[Recorded data]
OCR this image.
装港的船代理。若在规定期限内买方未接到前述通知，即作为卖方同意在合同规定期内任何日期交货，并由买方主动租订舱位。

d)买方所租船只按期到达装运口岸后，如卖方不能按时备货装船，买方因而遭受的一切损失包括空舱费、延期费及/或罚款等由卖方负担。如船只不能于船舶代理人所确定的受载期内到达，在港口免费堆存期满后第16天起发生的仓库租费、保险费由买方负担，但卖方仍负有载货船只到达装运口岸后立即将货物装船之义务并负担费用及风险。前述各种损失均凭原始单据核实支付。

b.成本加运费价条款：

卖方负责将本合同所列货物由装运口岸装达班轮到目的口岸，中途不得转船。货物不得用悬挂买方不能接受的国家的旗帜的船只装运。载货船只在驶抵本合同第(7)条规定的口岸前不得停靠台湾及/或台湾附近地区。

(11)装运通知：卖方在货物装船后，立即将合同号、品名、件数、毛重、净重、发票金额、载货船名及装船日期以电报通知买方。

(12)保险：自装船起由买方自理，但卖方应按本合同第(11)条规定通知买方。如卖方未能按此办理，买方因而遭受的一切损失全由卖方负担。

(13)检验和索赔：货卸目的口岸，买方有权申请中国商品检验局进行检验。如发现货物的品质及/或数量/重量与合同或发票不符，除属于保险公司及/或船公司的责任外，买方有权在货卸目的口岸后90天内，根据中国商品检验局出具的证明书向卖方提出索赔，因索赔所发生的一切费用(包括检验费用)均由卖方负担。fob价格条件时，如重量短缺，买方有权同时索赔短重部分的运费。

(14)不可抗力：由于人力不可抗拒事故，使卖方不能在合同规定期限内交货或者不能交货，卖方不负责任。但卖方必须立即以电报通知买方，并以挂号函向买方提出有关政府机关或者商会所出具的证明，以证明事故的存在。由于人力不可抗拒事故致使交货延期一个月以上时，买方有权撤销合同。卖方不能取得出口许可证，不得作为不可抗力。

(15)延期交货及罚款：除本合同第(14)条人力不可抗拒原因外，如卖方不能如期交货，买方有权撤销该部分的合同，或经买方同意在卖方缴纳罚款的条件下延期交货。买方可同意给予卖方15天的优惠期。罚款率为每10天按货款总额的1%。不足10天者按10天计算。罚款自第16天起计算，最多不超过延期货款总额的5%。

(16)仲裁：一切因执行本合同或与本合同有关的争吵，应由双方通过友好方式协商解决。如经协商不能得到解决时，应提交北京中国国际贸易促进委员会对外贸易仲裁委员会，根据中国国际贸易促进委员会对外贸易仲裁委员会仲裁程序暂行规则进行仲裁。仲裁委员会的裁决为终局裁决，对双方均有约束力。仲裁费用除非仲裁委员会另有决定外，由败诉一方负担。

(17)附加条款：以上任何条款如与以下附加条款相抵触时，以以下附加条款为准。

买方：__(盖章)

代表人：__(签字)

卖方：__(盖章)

Written instruction – From the records above, extract each line exactly as shown.

Output for this exercise –
OCR this image.
装港的船代理。若在规定期限内买方未接到前述通知，即作为卖方同意在合同规定期内任何日期交货，并由买方主动租订舱位。

d)买方所租船只按期到达装运口岸后，如卖方不能按时备货装船，买方因而遭受的一切损失包括空舱费、延期费及/或罚款等由卖方负担。如船只不能于船舶代理人所确定的受载期内到达，在港口免费堆存期满后第16天起发生的仓库租费、保险费由买方负担，但卖方仍负有载货船只到达装运口岸后立即将货物装船之义务并负担费用及风险。前述各种损失均凭原始单据核实支付。

b.成本加运费价条款：

卖方负责将本合同所列货物由装运口岸装达班轮到目的口岸，中途不得转船。货物不得用悬挂买方不能接受的国家的旗帜的船只装运。载货船只在驶抵本合同第(7)条规定的口岸前不得停靠台湾及/或台湾附近地区。

(11)装运通知：卖方在货物装船后，立即将合同号、品名、件数、毛重、净重、发票金额、载货船名及装船日期以电报通知买方。

(12)保险：自装船起由买方自理，但卖方应按本合同第(11)条规定通知买方。如卖方未能按此办理，买方因而遭受的一切损失全由卖方负担。

(13)检验和索赔：货卸目的口岸，买方有权申请中国商品检验局进行检验。如发现货物的品质及/或数量/重量与合同或发票不符，除属于保险公司及/或船公司的责任外，买方有权在货卸目的口岸后90天内，根据中国商品检验局出具的证明书向卖方提出索赔，因索赔所发生的一切费用(包括检验费用)均由卖方负担。fob价格条件时，如重量短缺，买方有权同时索赔短重部分的运费。

(14)不可抗力：由于人力不可抗拒事故，使卖方不能在合同规定期限内交货或者不能交货，卖方不负责任。但卖方必须立即以电报通知买方，并以挂号函向买方提出有关政府机关或者商会所出具的证明，以证明事故的存在。由于人力不可抗拒事故致使交货延期一个月以上时，买方有权撤销合同。卖方不能取得出口许可证，不得作为不可抗力。

(15)延期交货及罚款：除本合同第(14)条人力不可抗拒原因外，如卖方不能如期交货，买方有权撤销该部分的合同，或经买方同意在卖方缴纳罚款的条件下延期交货。买方可同意给予卖方15天的优惠期。罚款率为每10天按货款总额的1%。不足10天者按10天计算。罚款自第16天起计算，最多不超过延期货款总额的5%。

(16)仲裁：一切因执行本合同或与本合同有关的争吵，应由双方通过友好方式协商解决。如经协商不能得到解决时，应提交北京中国国际贸易促进委员会对外贸易仲裁委员会，根据中国国际贸易促进委员会对外贸易仲裁委员会仲裁程序暂行规则进行仲裁。仲裁委员会的裁决为终局裁决，对双方均有约束力。仲裁费用除非仲裁委员会另有决定外，由败诉一方负担。

(17)附加条款：以上任何条款如与以下附加条款相抵触时，以以下附加条款为准。

买方：__(盖章)

代表人：__(签字)

卖方：__(盖章)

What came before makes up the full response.